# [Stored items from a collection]

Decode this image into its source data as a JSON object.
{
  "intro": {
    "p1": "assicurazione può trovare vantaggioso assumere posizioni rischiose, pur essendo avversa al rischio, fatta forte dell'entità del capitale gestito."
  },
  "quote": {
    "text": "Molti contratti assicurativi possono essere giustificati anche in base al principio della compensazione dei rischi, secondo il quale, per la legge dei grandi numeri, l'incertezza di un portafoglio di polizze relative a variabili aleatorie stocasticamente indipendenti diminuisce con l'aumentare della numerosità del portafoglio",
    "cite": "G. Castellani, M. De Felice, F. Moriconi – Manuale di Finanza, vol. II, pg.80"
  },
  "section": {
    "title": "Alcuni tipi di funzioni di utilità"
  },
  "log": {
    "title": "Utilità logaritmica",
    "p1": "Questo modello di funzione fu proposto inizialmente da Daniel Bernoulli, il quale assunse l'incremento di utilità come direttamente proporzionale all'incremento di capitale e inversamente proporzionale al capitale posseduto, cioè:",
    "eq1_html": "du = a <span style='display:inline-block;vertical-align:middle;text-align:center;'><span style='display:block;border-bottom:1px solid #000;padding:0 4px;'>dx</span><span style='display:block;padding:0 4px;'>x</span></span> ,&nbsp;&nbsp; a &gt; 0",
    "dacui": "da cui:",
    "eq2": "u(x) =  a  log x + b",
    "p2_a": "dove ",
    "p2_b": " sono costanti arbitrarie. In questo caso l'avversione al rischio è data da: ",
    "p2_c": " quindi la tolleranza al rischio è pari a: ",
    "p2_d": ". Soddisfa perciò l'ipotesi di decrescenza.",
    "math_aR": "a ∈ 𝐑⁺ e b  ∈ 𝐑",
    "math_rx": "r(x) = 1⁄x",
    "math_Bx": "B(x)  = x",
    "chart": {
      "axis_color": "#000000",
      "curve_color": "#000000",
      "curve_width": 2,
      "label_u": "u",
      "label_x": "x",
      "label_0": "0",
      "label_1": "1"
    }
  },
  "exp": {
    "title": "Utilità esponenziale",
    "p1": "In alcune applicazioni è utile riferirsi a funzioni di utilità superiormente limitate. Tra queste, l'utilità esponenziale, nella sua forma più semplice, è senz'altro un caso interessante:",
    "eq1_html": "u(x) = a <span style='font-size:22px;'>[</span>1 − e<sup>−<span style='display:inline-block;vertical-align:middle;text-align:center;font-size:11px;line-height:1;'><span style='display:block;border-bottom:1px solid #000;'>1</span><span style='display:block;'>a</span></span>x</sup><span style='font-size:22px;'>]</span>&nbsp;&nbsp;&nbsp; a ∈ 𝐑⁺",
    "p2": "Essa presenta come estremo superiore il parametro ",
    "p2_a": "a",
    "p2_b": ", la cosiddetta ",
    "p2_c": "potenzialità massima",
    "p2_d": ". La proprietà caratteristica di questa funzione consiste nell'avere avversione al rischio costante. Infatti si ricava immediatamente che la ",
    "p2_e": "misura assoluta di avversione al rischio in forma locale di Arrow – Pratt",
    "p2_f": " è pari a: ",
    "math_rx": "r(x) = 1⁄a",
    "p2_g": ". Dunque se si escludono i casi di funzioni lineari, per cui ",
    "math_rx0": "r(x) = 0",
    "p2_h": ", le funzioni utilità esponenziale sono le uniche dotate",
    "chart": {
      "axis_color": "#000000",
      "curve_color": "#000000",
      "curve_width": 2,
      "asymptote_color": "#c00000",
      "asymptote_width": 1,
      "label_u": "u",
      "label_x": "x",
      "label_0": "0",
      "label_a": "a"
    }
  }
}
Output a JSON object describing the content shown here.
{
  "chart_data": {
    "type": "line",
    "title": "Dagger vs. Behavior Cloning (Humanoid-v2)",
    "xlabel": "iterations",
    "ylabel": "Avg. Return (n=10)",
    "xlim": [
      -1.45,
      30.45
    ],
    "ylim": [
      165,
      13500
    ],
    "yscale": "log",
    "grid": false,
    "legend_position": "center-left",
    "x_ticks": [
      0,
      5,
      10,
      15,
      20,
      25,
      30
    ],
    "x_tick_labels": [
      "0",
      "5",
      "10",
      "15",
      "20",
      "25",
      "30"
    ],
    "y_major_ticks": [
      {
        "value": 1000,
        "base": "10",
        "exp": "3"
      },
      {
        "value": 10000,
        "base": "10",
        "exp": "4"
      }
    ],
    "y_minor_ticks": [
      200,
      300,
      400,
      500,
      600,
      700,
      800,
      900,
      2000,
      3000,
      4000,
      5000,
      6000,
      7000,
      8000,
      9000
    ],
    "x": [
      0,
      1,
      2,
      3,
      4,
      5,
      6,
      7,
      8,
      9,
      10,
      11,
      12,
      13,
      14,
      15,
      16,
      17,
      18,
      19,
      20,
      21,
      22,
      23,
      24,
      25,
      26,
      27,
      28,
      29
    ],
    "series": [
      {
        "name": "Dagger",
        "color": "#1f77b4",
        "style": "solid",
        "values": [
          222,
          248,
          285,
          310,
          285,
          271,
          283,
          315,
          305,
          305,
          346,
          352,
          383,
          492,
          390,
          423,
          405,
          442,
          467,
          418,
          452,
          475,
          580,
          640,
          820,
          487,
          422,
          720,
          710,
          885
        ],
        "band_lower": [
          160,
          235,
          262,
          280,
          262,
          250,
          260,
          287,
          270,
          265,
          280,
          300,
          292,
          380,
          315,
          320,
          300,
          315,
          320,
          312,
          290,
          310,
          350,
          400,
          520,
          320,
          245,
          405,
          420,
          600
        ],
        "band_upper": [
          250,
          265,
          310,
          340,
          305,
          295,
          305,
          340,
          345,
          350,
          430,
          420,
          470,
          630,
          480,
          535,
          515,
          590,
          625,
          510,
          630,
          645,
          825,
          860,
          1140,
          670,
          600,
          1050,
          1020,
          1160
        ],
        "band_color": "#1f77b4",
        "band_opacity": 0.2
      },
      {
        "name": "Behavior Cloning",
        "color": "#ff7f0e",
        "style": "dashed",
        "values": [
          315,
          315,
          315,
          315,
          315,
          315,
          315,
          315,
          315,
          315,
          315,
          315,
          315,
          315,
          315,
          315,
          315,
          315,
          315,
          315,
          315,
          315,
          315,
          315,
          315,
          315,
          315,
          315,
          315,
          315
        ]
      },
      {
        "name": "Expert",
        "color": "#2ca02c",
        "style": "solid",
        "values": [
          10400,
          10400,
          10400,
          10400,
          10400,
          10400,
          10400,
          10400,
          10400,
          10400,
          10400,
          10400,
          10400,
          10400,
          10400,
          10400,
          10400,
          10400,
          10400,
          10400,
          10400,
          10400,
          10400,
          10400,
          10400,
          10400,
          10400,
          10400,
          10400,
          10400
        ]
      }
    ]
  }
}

# [Instruction]
Only the number is needed here: how many lines of the records contain "pari"?

# [Answer in full]
2